(Records excerpted from a collection)
"""

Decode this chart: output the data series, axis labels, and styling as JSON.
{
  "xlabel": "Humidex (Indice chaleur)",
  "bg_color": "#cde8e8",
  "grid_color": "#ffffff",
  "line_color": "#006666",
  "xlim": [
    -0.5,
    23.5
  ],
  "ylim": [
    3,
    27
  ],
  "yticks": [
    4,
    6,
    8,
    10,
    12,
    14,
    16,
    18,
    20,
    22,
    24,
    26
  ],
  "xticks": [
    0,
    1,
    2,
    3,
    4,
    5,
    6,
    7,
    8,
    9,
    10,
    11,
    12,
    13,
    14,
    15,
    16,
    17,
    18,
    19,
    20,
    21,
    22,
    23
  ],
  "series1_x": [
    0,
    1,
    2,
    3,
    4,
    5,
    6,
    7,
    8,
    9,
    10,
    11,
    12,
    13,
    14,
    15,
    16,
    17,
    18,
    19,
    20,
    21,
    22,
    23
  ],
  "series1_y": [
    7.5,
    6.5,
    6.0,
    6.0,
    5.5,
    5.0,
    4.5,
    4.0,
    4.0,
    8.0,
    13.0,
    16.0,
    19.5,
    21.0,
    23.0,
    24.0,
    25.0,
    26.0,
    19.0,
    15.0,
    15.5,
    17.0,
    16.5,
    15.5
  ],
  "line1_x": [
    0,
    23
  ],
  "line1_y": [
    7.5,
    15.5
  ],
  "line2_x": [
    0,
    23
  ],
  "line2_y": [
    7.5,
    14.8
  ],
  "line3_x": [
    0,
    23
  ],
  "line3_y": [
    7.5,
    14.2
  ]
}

"""

Task description → Copy out every line of the data above, exactly as given.

Written answer →
Decode this chart: output the data series, axis labels, and styling as JSON.
{
  "xlabel": "Humidex (Indice chaleur)",
  "bg_color": "#cde8e8",
  "grid_color": "#ffffff",
  "line_color": "#006666",
  "xlim": [
    -0.5,
    23.5
  ],
  "ylim": [
    3,
    27
  ],
  "yticks": [
    4,
    6,
    8,
    10,
    12,
    14,
    16,
    18,
    20,
    22,
    24,
    26
  ],
  "xticks": [
    0,
    1,
    2,
    3,
    4,
    5,
    6,
    7,
    8,
    9,
    10,
    11,
    12,
    13,
    14,
    15,
    16,
    17,
    18,
    19,
    20,
    21,
    22,
    23
  ],
  "series1_x": [
    0,
    1,
    2,
    3,
    4,
    5,
    6,
    7,
    8,
    9,
    10,
    11,
    12,
    13,
    14,
    15,
    16,
    17,
    18,
    19,
    20,
    21,
    22,
    23
  ],
  "series1_y": [
    7.5,
    6.5,
    6.0,
    6.0,
    5.5,
    5.0,
    4.5,
    4.0,
    4.0,
    8.0,
    13.0,
    16.0,
    19.5,
    21.0,
    23.0,
    24.0,
    25.0,
    26.0,
    19.0,
    15.0,
    15.5,
    17.0,
    16.5,
    15.5
  ],
  "line1_x": [
    0,
    23
  ],
  "line1_y": [
    7.5,
    15.5
  ],
  "line2_x": [
    0,
    23
  ],
  "line2_y": [
    7.5,
    14.8
  ],
  "line3_x": [
    0,
    23
  ],
  "line3_y": [
    7.5,
    14.2
  ]
}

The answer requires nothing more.